▶ _What you should do_: Using the entries that follow, count the lines containing the word "chart" and give that number by itself.

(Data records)

%%

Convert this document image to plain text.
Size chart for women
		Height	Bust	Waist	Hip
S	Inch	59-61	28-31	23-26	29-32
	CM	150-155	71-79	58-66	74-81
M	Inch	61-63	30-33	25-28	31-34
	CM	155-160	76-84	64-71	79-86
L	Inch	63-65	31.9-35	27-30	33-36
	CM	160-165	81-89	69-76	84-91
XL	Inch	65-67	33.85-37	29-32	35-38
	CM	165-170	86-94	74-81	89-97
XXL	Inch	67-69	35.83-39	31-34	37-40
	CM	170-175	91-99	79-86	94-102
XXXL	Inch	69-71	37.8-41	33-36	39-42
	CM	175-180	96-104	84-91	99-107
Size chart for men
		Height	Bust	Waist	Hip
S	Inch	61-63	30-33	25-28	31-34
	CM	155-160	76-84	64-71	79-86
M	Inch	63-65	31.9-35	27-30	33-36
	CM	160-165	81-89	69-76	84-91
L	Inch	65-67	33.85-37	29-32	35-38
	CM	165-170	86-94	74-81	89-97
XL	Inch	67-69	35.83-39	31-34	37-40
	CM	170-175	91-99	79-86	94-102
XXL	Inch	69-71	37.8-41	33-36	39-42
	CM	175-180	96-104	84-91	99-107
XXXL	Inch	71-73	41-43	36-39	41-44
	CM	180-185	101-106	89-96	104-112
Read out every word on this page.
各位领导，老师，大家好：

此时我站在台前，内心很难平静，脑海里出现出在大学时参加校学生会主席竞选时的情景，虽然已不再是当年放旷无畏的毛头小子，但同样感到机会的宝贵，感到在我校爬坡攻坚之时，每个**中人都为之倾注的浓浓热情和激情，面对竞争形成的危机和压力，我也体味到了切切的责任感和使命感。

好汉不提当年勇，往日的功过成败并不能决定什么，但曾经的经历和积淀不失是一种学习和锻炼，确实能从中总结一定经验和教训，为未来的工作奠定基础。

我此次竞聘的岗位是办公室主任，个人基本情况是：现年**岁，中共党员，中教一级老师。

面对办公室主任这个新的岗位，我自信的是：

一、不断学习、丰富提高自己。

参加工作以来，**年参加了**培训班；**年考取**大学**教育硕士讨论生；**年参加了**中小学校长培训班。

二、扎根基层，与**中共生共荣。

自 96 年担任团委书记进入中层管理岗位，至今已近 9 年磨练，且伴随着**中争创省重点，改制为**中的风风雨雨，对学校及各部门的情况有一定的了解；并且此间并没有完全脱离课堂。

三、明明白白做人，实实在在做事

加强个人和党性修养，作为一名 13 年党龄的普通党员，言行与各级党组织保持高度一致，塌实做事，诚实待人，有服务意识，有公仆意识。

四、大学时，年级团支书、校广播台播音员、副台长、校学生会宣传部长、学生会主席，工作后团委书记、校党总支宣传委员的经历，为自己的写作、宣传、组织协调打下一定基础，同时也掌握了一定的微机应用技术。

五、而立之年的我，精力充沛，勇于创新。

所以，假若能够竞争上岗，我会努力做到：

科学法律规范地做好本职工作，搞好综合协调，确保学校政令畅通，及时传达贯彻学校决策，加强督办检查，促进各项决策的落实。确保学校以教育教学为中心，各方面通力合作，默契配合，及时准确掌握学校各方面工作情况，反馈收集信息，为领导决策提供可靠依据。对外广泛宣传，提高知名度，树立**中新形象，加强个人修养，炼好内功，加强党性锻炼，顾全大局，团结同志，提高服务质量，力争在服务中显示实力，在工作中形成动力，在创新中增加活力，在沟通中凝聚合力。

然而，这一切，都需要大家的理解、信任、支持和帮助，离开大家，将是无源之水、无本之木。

%%

▶ _Worked answer_: 2